Given request | Count lines holding the string "text" in the data that follows. Reply with one number only.

Exercise data |
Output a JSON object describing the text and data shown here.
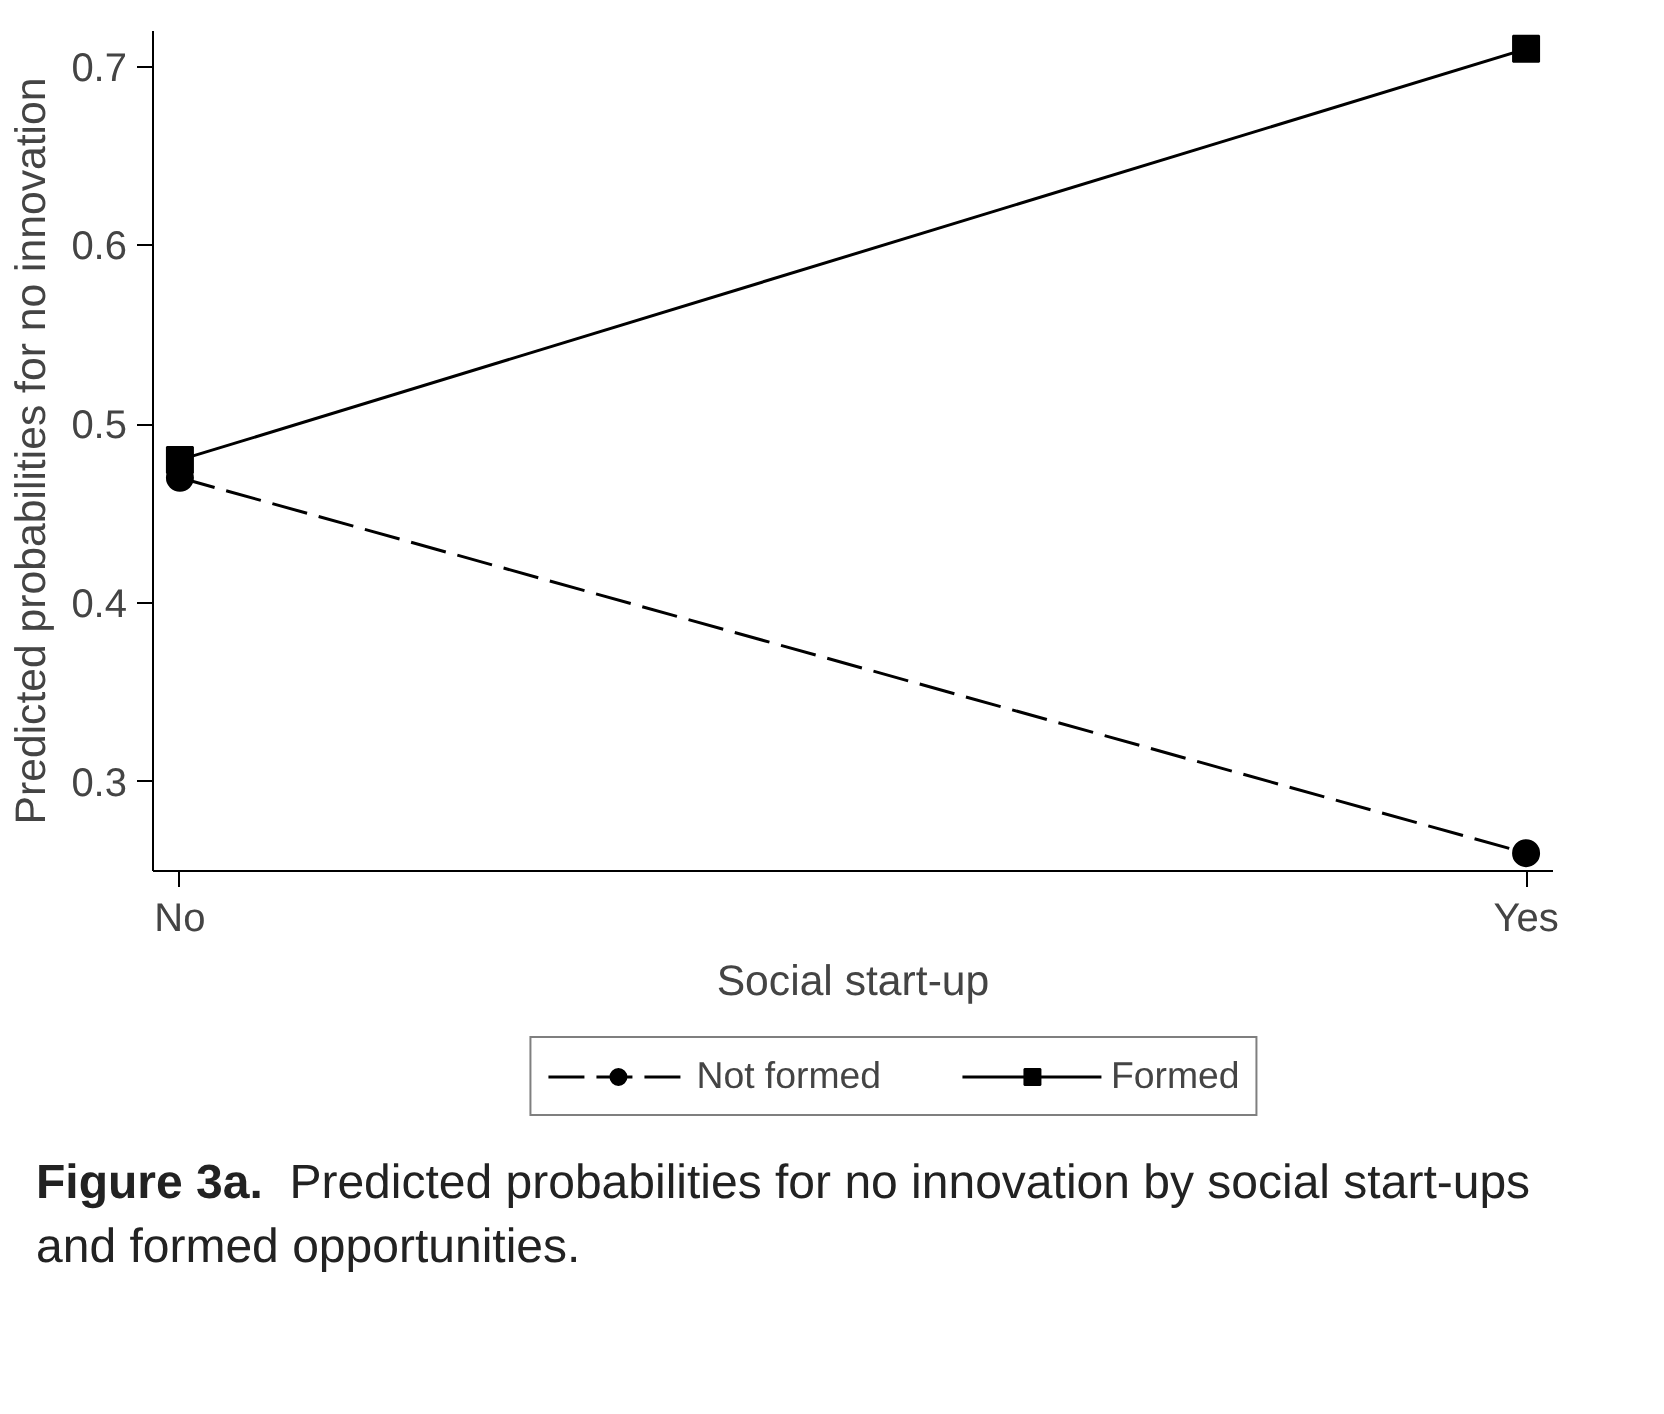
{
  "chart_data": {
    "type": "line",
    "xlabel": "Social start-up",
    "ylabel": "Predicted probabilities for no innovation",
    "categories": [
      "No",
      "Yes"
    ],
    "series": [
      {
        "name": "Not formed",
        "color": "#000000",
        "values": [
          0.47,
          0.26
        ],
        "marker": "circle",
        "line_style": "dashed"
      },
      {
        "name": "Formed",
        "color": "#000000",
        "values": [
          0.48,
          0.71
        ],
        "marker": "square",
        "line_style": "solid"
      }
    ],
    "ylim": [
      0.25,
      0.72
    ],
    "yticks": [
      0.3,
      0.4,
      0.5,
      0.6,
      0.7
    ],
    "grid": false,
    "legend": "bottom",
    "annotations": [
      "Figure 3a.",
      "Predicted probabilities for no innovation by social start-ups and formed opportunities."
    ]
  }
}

==

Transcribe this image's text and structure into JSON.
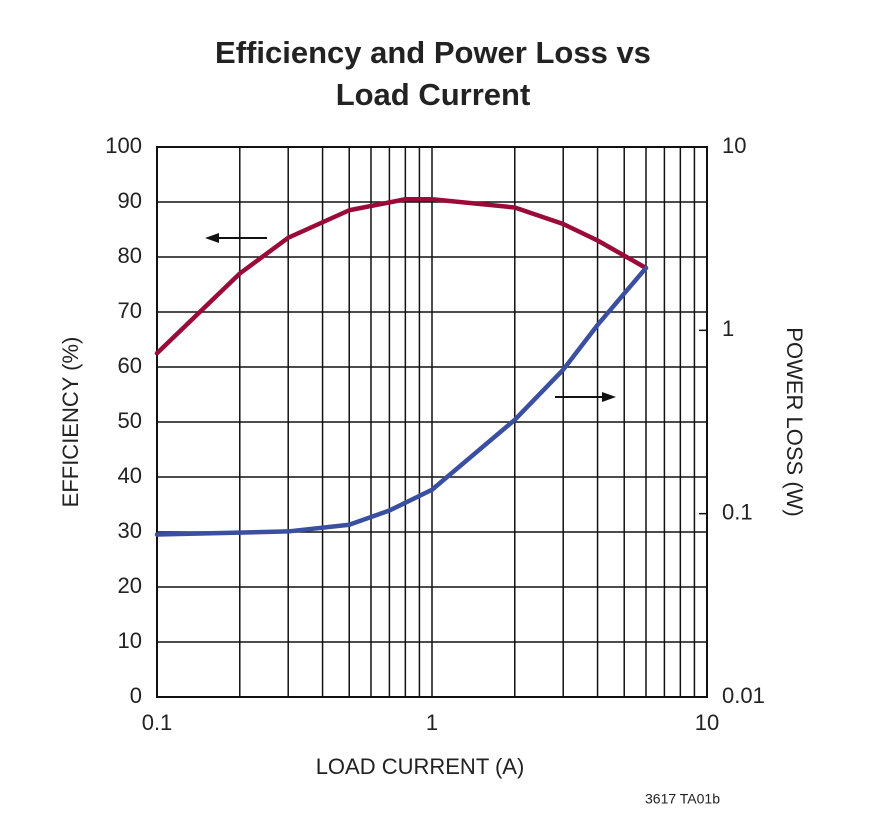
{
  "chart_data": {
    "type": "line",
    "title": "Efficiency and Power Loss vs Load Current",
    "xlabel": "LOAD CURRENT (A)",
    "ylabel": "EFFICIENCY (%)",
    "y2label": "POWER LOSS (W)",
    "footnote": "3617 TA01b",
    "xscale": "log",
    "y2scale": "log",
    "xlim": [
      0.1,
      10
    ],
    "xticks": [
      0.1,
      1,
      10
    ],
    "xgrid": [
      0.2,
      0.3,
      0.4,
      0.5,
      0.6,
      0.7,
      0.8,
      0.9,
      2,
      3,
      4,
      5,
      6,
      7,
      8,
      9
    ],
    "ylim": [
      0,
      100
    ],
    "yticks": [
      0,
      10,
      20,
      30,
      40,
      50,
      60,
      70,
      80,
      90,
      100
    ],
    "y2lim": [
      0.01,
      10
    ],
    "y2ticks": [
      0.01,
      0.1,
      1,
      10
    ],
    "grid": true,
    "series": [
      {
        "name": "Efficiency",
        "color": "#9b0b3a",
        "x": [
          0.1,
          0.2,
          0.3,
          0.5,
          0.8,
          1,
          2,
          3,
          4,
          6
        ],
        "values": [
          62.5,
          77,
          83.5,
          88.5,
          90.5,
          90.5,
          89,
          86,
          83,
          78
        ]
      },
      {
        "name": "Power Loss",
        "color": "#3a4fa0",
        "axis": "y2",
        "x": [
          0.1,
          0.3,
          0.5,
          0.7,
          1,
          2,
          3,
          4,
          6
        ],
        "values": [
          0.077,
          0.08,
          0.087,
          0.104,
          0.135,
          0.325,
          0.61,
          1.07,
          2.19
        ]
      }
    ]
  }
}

Output below | 2